━━━ Extracted data
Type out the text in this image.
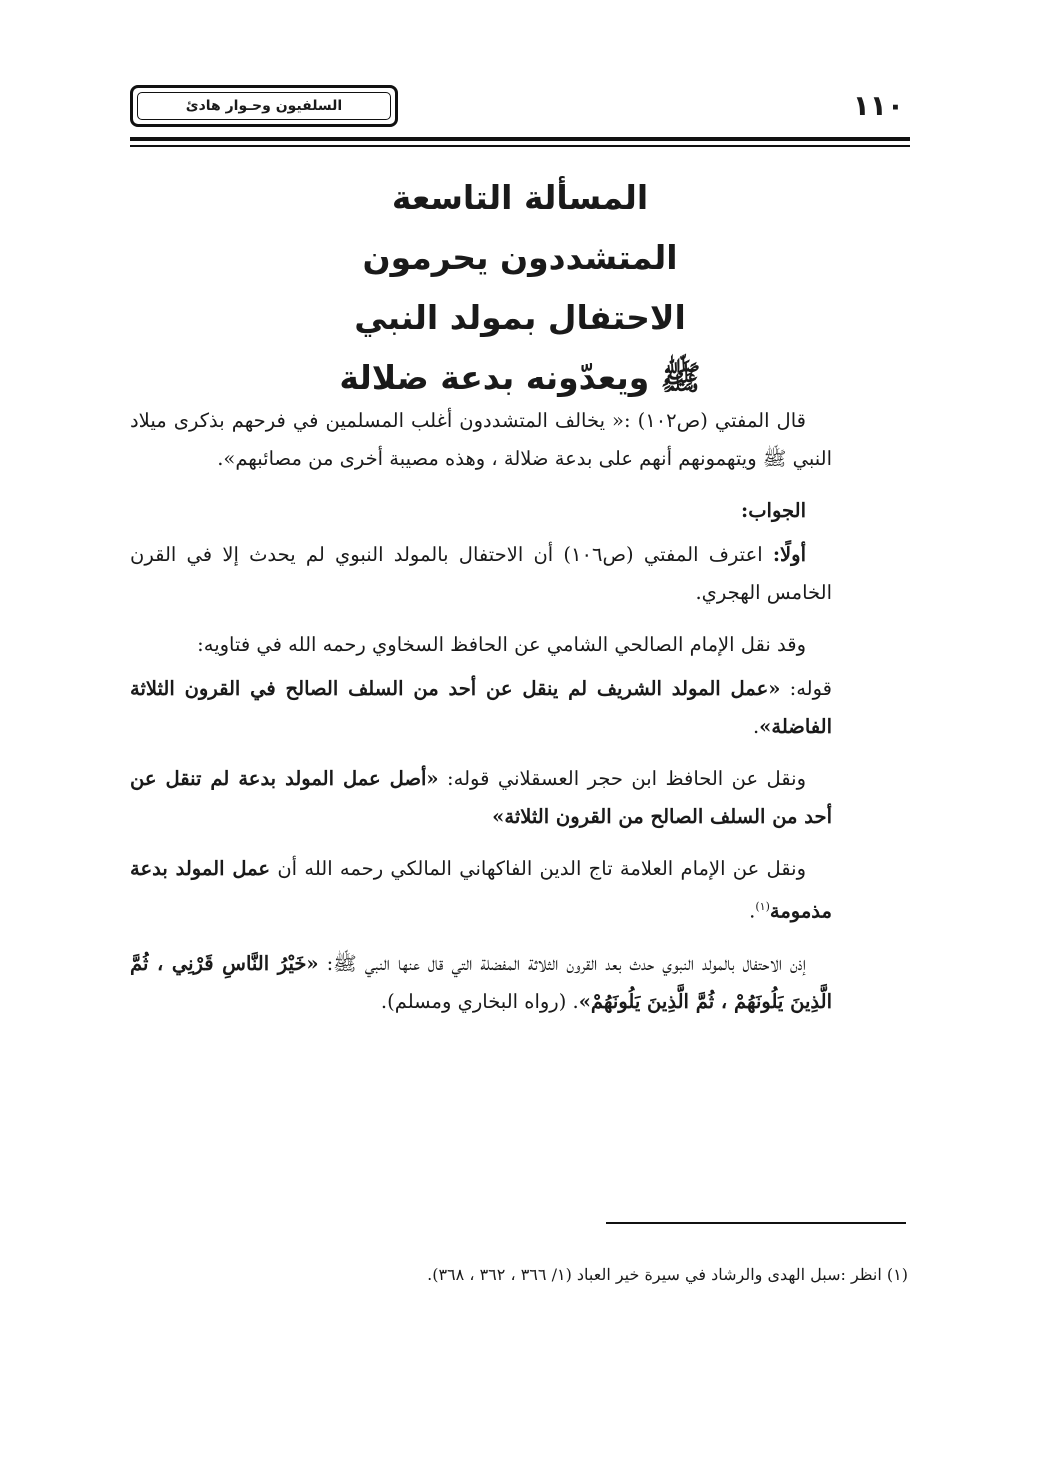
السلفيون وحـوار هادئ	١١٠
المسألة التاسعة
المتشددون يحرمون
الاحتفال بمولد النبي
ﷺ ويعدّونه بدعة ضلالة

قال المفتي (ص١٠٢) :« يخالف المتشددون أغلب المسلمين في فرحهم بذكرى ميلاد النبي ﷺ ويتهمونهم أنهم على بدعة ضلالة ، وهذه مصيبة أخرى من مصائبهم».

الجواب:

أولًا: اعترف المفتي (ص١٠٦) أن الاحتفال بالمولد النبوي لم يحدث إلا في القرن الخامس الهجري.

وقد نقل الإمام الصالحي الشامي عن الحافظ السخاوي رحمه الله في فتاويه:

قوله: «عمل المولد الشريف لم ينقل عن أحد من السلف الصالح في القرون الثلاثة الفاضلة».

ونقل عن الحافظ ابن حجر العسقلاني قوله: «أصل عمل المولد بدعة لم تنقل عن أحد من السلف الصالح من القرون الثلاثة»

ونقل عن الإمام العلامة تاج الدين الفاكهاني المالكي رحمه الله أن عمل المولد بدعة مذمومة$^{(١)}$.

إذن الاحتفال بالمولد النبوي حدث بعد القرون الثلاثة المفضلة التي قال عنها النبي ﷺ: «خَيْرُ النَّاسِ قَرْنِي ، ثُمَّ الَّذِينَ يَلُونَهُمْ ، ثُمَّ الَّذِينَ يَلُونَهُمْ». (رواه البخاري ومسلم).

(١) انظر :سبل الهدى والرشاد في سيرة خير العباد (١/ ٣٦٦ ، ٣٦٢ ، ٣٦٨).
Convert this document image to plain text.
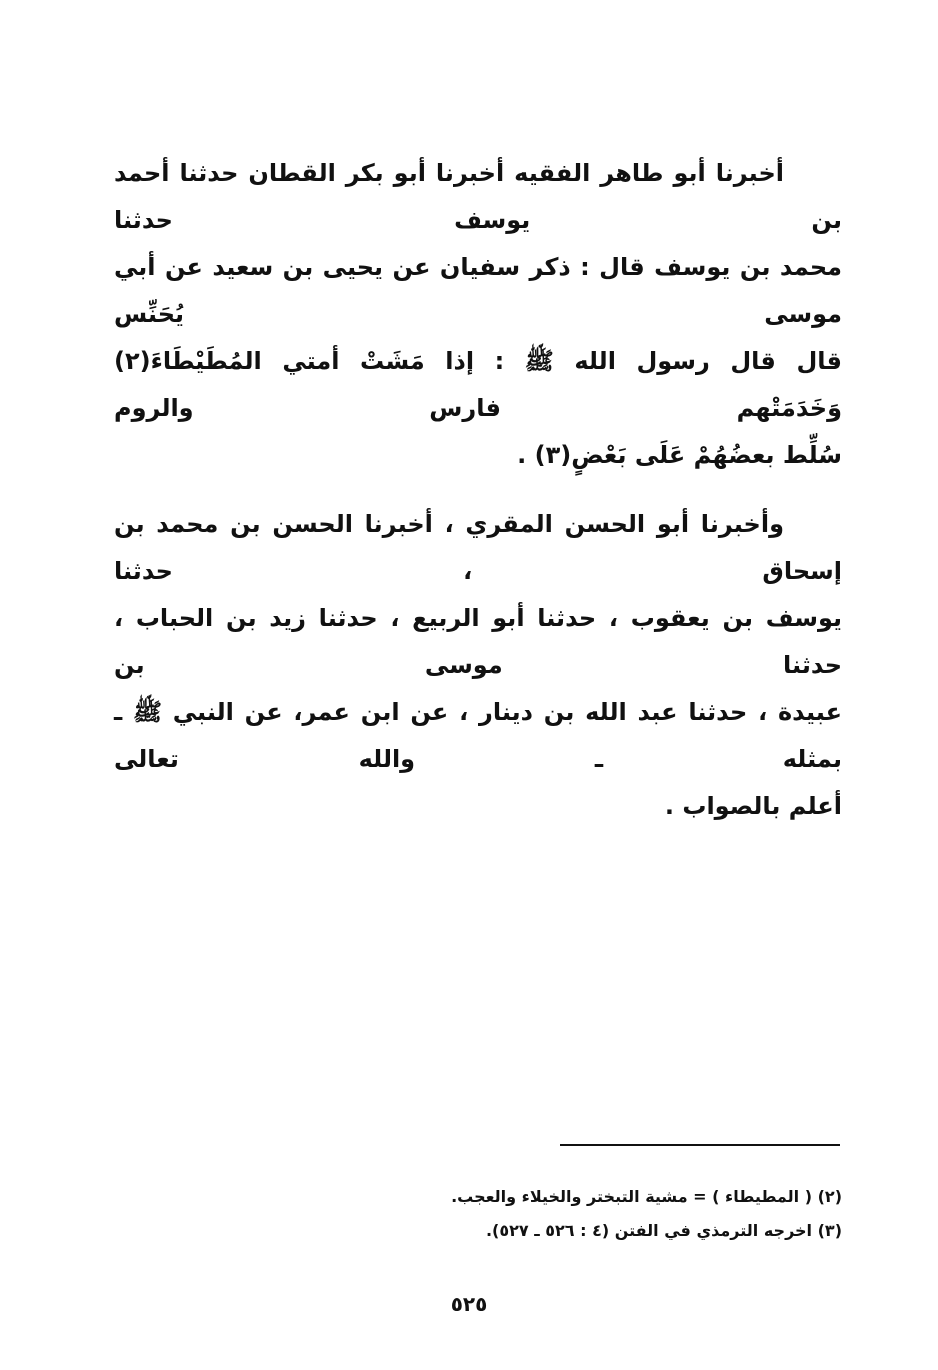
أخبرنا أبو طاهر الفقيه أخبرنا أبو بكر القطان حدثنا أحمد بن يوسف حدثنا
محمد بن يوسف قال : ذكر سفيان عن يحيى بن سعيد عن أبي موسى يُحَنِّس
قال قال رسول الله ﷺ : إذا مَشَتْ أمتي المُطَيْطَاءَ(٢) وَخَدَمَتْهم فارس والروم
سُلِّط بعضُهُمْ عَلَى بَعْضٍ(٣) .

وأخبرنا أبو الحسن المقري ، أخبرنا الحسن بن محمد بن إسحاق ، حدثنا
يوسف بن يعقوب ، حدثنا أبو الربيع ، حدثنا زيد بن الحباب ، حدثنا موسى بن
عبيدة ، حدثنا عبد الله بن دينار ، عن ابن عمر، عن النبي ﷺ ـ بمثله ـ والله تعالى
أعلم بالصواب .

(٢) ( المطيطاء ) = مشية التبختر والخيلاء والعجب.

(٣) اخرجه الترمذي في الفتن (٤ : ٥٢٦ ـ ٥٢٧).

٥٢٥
━━━━━━
━━━ Extracted data
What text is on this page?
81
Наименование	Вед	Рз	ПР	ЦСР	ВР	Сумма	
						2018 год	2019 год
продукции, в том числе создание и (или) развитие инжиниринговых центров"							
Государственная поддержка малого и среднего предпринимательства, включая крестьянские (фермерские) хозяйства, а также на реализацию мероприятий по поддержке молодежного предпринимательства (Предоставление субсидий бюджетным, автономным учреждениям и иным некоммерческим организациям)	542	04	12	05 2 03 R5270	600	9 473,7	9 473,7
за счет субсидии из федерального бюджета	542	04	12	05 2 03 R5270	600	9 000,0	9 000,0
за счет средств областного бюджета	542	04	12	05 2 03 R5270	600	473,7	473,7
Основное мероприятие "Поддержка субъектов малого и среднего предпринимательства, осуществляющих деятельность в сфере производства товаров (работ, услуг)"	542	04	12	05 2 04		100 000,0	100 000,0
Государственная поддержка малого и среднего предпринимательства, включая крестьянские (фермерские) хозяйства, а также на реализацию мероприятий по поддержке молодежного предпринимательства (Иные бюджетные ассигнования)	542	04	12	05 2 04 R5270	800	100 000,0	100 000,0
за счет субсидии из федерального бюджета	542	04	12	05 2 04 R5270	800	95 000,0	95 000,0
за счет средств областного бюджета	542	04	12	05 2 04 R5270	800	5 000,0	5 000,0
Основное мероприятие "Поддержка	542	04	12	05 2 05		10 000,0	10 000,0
━━━━━━
Copy out every line where the word "image" occurs.

Type out the text in this image.
Convert this document image to plain text.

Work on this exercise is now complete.